--- start EXERCISE INPUT ---

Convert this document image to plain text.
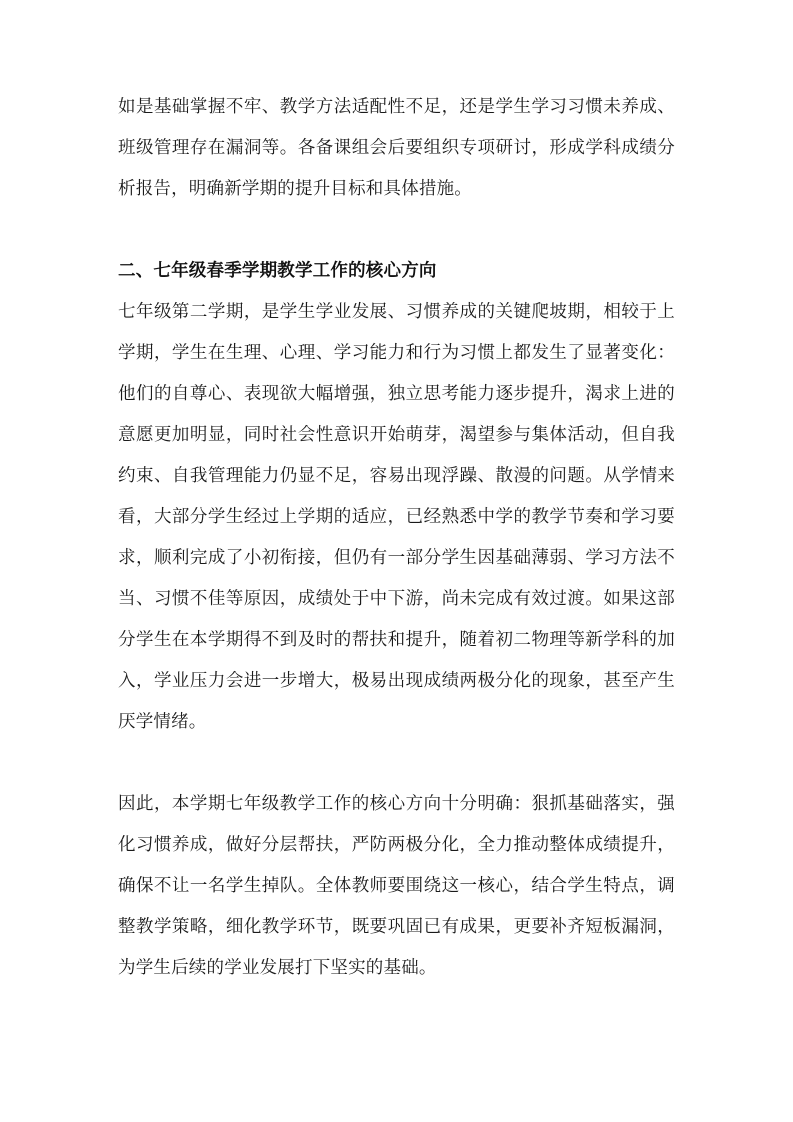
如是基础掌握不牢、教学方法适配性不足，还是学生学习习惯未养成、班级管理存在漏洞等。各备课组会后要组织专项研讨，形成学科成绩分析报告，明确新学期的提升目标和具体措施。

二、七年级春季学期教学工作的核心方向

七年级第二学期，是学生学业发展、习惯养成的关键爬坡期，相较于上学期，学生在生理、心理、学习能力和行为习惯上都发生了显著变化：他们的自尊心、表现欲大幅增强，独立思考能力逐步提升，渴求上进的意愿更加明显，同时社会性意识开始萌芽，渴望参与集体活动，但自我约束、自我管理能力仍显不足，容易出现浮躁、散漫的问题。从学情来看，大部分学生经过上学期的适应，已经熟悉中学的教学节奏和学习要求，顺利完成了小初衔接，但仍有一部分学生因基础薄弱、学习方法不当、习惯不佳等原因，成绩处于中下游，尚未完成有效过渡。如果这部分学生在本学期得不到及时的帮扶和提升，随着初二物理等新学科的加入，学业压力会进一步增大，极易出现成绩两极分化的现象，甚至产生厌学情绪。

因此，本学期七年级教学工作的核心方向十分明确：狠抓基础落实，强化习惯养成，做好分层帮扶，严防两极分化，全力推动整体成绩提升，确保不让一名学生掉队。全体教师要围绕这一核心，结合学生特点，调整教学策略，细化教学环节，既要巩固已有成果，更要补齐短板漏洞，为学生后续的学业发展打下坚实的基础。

--- end EXERCISE INPUT ---

_EXERCISE DESCRIPTION_: Copy out all the entries exactly. Images stay out of the copy.

_FINISHED EXERCISE_:
Convert this document image to plain text.
如是基础掌握不牢、教学方法适配性不足，还是学生学习习惯未养成、班级管理存在漏洞等。各备课组会后要组织专项研讨，形成学科成绩分析报告，明确新学期的提升目标和具体措施。

二、七年级春季学期教学工作的核心方向

七年级第二学期，是学生学业发展、习惯养成的关键爬坡期，相较于上学期，学生在生理、心理、学习能力和行为习惯上都发生了显著变化：他们的自尊心、表现欲大幅增强，独立思考能力逐步提升，渴求上进的意愿更加明显，同时社会性意识开始萌芽，渴望参与集体活动，但自我约束、自我管理能力仍显不足，容易出现浮躁、散漫的问题。从学情来看，大部分学生经过上学期的适应，已经熟悉中学的教学节奏和学习要求，顺利完成了小初衔接，但仍有一部分学生因基础薄弱、学习方法不当、习惯不佳等原因，成绩处于中下游，尚未完成有效过渡。如果这部分学生在本学期得不到及时的帮扶和提升，随着初二物理等新学科的加入，学业压力会进一步增大，极易出现成绩两极分化的现象，甚至产生厌学情绪。

因此，本学期七年级教学工作的核心方向十分明确：狠抓基础落实，强化习惯养成，做好分层帮扶，严防两极分化，全力推动整体成绩提升，确保不让一名学生掉队。全体教师要围绕这一核心，结合学生特点，调整教学策略，细化教学环节，既要巩固已有成果，更要补齐短板漏洞，为学生后续的学业发展打下坚实的基础。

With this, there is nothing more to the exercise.